» Work to complete: Go over the entries below line by line, copying each one that contains the word "this".

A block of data

● ● ● ● ●

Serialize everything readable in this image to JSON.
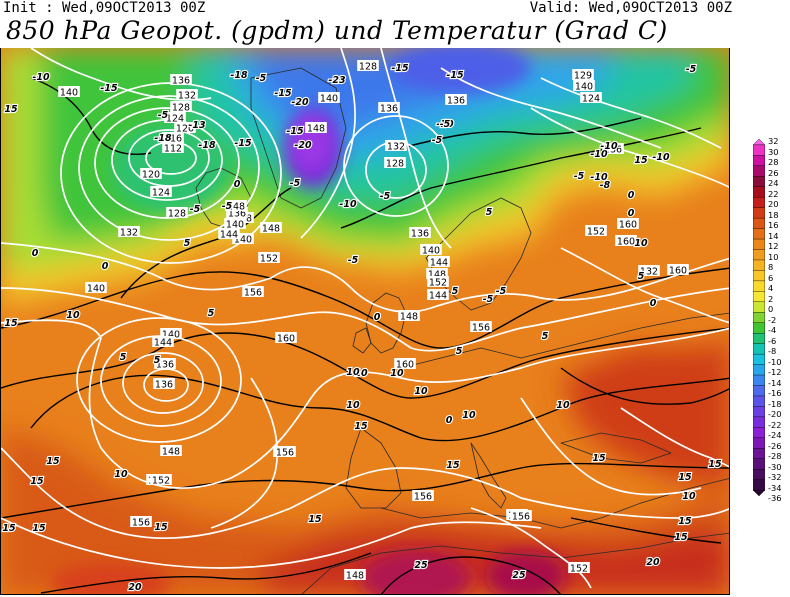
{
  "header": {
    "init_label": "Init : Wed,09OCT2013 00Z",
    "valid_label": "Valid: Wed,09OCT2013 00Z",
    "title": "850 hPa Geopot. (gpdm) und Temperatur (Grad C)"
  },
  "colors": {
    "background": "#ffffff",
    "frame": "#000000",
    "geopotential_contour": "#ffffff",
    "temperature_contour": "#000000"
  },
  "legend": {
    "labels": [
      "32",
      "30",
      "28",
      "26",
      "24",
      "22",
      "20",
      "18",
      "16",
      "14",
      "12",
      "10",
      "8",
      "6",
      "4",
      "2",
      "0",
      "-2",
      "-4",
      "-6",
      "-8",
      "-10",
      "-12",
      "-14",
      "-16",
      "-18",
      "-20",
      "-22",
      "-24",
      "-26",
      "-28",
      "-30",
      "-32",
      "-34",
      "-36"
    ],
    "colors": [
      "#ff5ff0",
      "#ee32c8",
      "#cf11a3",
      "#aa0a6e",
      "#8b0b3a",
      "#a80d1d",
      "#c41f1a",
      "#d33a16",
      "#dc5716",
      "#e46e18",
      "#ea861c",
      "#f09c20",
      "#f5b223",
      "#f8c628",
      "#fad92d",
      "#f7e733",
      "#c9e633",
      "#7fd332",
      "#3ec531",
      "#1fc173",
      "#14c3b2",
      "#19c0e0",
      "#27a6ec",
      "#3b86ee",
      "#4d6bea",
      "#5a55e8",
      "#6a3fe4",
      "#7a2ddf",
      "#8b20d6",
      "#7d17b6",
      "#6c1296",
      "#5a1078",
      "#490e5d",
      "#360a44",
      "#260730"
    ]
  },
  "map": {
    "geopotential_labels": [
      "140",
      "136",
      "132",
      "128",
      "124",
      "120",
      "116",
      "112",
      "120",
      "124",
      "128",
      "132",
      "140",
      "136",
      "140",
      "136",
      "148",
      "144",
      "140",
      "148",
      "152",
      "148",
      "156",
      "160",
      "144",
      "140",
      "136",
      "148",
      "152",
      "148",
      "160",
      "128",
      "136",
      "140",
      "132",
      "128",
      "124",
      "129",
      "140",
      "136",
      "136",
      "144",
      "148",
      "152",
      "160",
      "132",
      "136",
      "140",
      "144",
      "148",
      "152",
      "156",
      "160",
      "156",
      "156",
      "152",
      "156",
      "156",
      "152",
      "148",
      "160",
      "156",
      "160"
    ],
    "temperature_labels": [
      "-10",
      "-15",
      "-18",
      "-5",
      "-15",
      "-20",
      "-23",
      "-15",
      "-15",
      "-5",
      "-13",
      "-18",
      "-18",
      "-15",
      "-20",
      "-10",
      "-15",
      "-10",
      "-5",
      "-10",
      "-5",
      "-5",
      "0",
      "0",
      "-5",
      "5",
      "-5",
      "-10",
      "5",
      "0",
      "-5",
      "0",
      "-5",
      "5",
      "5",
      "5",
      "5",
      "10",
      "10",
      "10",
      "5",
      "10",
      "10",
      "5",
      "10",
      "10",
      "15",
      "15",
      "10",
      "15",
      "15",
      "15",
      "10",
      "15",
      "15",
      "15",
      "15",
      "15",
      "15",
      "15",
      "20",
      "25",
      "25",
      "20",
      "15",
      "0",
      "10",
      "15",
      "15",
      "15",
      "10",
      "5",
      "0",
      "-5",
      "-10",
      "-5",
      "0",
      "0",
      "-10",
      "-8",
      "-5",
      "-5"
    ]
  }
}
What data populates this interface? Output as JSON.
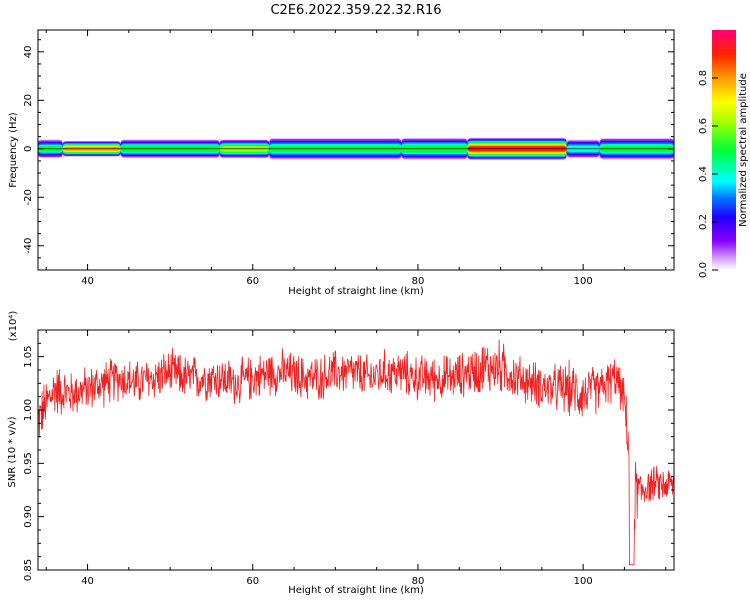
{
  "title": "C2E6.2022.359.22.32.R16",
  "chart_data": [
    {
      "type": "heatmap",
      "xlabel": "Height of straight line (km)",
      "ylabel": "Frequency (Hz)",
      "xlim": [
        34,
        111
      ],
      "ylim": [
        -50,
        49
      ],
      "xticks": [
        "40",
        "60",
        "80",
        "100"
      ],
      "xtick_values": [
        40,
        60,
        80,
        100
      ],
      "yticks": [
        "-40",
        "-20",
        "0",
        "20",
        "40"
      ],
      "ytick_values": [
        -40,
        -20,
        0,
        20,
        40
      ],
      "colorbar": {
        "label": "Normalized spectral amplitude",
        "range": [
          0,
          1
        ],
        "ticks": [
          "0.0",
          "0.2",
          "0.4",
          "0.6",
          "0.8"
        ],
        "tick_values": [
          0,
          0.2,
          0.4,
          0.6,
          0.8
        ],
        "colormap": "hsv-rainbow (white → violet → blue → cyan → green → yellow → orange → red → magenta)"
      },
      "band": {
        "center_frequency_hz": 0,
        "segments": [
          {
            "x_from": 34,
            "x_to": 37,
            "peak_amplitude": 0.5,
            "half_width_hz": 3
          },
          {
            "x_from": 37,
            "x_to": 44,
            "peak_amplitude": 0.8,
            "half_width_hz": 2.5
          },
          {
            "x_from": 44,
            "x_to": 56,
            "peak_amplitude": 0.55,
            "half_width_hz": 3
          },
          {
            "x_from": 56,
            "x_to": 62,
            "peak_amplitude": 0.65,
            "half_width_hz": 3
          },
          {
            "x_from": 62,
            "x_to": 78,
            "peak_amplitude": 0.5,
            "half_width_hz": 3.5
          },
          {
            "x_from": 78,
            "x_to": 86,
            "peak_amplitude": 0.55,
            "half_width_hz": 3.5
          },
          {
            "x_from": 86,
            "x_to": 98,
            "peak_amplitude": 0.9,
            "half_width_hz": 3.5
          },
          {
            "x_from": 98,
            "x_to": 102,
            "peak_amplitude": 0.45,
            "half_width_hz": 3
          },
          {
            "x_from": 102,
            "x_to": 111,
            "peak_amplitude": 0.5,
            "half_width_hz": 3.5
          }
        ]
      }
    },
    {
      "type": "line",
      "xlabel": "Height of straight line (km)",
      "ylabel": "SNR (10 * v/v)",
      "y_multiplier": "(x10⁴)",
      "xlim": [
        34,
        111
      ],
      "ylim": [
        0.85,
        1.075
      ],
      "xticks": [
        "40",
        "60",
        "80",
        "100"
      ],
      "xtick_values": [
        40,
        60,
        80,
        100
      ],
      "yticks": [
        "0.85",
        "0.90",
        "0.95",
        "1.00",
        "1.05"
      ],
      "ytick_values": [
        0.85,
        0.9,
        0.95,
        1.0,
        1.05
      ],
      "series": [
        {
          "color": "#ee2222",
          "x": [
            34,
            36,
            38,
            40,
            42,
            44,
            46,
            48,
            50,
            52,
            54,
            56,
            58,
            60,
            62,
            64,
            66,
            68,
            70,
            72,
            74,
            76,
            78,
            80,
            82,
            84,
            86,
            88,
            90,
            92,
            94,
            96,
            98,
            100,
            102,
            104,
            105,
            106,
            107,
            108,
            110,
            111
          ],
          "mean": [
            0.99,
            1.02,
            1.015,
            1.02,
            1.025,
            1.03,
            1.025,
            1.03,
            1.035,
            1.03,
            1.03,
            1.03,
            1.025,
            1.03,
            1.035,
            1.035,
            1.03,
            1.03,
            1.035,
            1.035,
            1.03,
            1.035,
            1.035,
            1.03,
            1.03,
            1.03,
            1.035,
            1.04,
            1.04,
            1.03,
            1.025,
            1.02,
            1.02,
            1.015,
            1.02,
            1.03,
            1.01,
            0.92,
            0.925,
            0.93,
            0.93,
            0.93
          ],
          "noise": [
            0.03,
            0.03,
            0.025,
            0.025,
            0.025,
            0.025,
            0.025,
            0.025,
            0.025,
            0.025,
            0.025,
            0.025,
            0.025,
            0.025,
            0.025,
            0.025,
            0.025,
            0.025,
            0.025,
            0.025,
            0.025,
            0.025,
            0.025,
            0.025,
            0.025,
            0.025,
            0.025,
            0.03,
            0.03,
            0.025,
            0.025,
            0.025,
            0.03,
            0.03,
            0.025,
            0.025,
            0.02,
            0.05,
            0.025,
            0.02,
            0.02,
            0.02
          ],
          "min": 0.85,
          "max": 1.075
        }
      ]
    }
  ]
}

● ● ● ● ●

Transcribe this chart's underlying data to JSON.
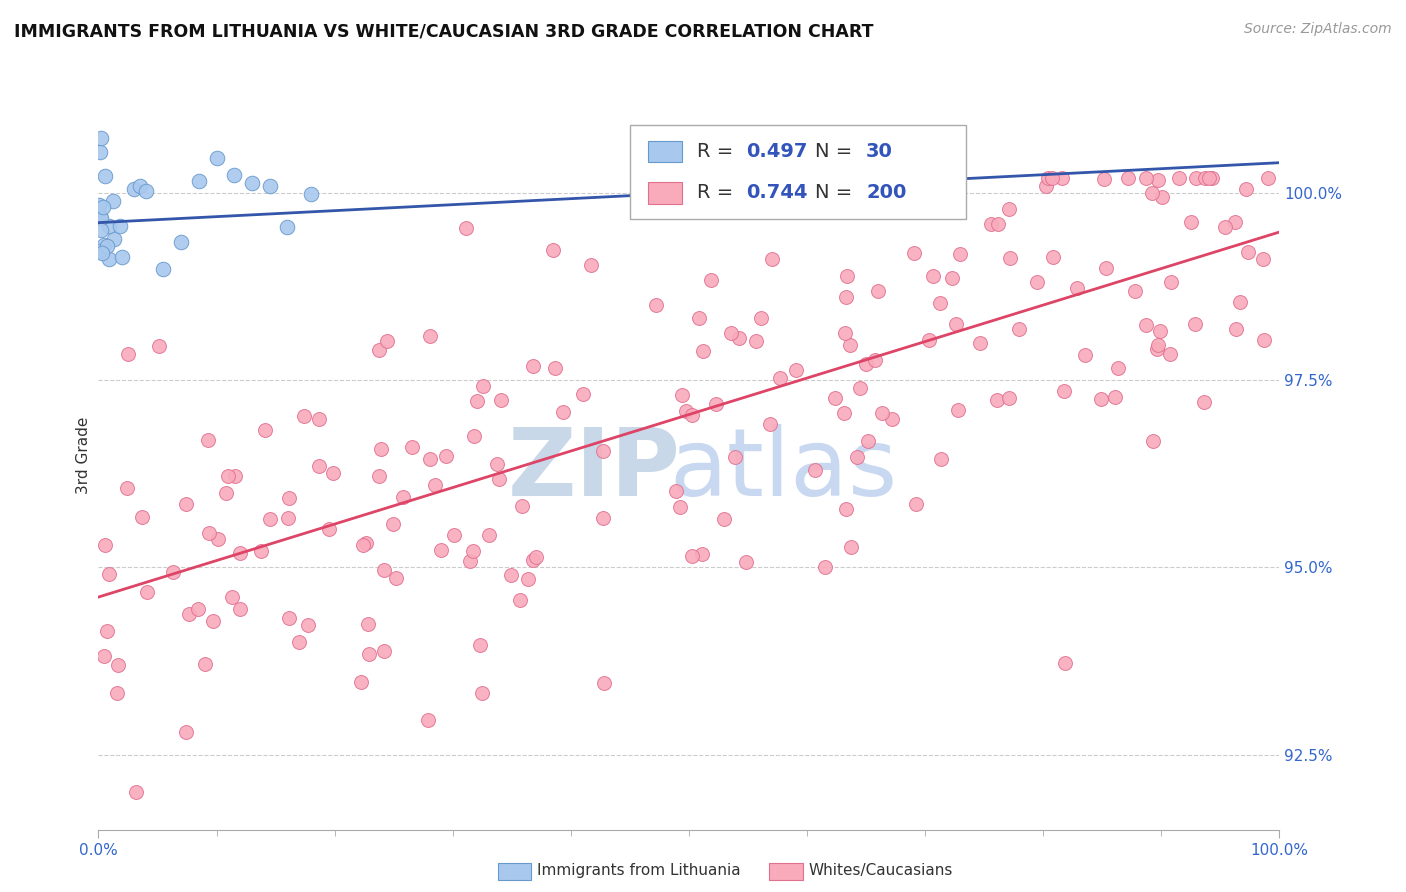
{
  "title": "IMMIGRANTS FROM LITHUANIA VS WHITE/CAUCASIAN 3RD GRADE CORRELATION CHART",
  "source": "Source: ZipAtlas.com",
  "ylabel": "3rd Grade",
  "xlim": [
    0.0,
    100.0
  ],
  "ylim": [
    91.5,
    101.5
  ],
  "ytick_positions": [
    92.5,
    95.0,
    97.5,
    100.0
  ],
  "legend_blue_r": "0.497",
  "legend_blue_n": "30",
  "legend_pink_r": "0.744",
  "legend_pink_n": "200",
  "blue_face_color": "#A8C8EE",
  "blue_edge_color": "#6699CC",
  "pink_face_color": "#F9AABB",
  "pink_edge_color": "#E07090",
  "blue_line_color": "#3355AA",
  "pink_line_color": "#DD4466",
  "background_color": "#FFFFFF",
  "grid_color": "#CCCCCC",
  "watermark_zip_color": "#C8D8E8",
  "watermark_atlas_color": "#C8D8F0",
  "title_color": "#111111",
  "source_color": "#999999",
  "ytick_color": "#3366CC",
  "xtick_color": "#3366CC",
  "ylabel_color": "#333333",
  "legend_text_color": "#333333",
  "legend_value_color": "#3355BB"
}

● ● ● ● ●

» Answer to the task:
Serialize everything readable in this image to JSON.
What data populates this interface? Output as JSON.
Transcribe this chart's underlying data to JSON.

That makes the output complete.